From the entries provided below, copy each line that contains the word "name".

### DATA LINES
- - - - -

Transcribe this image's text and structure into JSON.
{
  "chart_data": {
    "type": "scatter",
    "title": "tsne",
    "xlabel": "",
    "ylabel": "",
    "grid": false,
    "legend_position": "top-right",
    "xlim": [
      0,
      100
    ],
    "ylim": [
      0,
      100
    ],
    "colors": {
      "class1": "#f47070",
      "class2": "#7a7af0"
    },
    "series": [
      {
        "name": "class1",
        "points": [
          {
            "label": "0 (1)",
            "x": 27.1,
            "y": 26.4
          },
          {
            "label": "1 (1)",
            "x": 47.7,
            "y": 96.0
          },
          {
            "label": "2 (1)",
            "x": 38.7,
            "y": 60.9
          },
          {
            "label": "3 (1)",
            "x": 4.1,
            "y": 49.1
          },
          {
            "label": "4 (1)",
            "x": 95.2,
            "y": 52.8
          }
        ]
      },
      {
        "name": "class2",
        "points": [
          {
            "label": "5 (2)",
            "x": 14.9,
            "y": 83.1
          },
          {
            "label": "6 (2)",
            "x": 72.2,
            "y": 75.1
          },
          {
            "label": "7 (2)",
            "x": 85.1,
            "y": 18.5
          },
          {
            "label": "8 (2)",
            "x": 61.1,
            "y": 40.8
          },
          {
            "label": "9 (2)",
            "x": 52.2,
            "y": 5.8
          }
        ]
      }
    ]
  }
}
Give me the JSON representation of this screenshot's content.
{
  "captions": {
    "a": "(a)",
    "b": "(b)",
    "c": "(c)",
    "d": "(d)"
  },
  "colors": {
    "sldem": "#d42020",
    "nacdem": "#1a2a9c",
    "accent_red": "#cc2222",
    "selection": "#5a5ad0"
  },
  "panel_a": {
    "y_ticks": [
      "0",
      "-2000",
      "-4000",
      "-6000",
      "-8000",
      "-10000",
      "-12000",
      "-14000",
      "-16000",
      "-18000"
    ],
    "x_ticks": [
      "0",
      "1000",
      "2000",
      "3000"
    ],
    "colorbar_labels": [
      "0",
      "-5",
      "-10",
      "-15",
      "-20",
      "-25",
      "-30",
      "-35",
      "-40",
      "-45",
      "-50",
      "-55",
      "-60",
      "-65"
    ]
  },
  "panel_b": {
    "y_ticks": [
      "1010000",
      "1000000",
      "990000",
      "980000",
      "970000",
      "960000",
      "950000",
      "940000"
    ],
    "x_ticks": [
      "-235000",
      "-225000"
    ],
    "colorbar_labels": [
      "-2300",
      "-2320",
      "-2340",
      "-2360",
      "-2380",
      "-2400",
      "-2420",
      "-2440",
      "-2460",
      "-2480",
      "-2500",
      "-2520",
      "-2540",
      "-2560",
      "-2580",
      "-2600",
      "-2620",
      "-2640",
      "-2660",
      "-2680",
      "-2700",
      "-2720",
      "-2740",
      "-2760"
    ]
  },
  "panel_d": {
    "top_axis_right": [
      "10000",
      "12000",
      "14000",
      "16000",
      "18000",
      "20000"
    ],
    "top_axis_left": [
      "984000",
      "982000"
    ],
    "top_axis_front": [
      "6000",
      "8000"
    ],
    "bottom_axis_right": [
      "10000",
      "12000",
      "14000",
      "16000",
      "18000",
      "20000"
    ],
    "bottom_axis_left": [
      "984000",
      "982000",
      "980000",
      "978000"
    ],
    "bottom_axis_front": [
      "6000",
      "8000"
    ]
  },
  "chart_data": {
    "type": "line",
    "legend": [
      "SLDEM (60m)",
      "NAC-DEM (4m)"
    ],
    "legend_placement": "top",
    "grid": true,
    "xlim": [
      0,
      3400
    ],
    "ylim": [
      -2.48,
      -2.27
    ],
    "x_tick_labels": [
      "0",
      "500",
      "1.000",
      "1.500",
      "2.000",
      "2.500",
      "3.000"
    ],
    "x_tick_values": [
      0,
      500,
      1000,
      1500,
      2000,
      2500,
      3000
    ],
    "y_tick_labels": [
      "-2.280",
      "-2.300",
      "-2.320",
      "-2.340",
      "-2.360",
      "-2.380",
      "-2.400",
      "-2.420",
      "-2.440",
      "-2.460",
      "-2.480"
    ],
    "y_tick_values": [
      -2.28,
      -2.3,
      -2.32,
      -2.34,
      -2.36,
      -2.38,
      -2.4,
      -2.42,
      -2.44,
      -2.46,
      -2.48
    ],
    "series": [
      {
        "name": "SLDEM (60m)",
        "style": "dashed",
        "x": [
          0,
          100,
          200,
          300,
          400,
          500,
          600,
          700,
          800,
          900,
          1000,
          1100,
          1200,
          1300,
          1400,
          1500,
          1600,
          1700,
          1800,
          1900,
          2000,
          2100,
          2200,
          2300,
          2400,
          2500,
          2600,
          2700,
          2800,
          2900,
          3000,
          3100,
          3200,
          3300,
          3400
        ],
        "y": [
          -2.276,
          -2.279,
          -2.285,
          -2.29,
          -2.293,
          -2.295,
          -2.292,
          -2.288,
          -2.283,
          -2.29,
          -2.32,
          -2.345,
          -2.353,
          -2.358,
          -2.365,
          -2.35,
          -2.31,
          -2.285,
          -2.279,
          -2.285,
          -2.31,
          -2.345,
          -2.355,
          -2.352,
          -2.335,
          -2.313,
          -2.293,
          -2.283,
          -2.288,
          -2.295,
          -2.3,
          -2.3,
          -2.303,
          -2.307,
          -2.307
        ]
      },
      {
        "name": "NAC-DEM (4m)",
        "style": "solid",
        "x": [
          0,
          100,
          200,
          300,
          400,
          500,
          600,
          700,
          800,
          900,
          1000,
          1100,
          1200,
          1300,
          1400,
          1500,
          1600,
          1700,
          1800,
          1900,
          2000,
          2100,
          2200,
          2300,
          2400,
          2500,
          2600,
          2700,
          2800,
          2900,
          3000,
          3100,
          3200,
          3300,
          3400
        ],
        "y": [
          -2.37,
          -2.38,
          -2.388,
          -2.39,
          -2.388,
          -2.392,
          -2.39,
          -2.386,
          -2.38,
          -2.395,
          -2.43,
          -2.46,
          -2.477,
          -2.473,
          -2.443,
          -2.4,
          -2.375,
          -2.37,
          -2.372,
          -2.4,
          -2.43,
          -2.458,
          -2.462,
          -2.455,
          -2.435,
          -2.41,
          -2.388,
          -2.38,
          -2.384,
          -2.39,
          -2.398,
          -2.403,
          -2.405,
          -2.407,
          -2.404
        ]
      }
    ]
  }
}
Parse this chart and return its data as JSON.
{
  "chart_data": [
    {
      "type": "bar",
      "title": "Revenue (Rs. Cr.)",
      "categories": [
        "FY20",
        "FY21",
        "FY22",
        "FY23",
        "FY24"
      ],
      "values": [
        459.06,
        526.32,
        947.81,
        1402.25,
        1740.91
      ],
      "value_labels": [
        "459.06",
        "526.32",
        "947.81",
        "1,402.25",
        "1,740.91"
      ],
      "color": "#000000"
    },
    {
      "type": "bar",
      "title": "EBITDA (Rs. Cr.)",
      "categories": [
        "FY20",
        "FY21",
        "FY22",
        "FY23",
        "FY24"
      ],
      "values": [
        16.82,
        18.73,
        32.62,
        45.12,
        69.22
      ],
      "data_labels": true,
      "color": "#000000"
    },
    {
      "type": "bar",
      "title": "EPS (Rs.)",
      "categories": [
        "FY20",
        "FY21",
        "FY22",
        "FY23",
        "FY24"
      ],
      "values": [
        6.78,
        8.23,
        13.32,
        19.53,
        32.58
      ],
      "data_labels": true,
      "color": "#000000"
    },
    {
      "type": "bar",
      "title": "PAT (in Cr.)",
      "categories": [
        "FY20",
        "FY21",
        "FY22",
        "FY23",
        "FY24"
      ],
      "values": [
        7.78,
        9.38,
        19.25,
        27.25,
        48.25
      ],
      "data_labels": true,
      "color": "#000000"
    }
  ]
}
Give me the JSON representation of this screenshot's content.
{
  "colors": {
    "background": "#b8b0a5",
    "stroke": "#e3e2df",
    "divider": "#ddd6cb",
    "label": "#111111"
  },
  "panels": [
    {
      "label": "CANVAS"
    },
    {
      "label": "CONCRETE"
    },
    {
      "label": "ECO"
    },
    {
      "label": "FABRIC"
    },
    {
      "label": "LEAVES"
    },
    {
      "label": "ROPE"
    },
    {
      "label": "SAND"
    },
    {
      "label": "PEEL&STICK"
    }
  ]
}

- - - - -

### EXERCISE RESULT
        "name": "class1",
        "name": "class2",
        "name": "SLDEM (60m)",
        "name": "NAC-DEM (4m)",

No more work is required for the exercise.